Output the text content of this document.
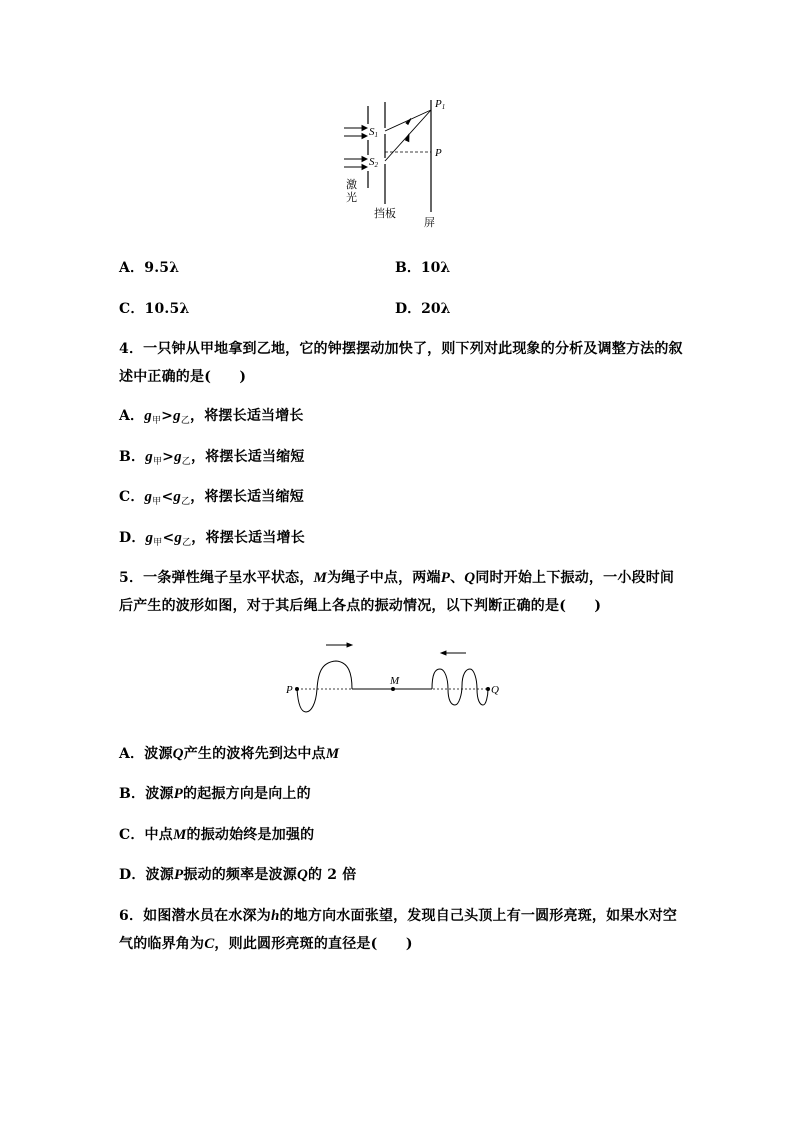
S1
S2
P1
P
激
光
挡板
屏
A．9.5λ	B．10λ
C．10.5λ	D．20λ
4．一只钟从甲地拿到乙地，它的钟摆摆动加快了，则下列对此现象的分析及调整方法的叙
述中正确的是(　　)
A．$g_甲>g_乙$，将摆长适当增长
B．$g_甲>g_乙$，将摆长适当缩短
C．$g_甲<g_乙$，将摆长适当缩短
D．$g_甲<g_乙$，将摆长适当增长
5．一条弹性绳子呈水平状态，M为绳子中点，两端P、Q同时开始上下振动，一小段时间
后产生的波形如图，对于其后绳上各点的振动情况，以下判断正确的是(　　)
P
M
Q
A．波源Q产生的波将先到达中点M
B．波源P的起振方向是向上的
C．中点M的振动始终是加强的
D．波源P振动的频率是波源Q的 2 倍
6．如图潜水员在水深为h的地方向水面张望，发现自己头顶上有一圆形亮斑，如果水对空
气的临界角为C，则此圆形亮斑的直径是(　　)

□ □ □ □ □ □ □

SHORT EXERCISE: Every line of text is to be repeated exactly; pictures are left out.

FULL ANSWER:
Output the text content of this document.
S1
S2
P1
P
激
光
挡板
屏
A．9.5λ	B．10λ
C．10.5λ	D．20λ
4．一只钟从甲地拿到乙地，它的钟摆摆动加快了，则下列对此现象的分析及调整方法的叙
述中正确的是(　　)
A．$g_甲>g_乙$，将摆长适当增长
B．$g_甲>g_乙$，将摆长适当缩短
C．$g_甲<g_乙$，将摆长适当缩短
D．$g_甲<g_乙$，将摆长适当增长
5．一条弹性绳子呈水平状态，M为绳子中点，两端P、Q同时开始上下振动，一小段时间
后产生的波形如图，对于其后绳上各点的振动情况，以下判断正确的是(　　)
P
M
Q
A．波源Q产生的波将先到达中点M
B．波源P的起振方向是向上的
C．中点M的振动始终是加强的
D．波源P振动的频率是波源Q的 2 倍
6．如图潜水员在水深为h的地方向水面张望，发现自己头顶上有一圆形亮斑，如果水对空
气的临界角为C，则此圆形亮斑的直径是(　　)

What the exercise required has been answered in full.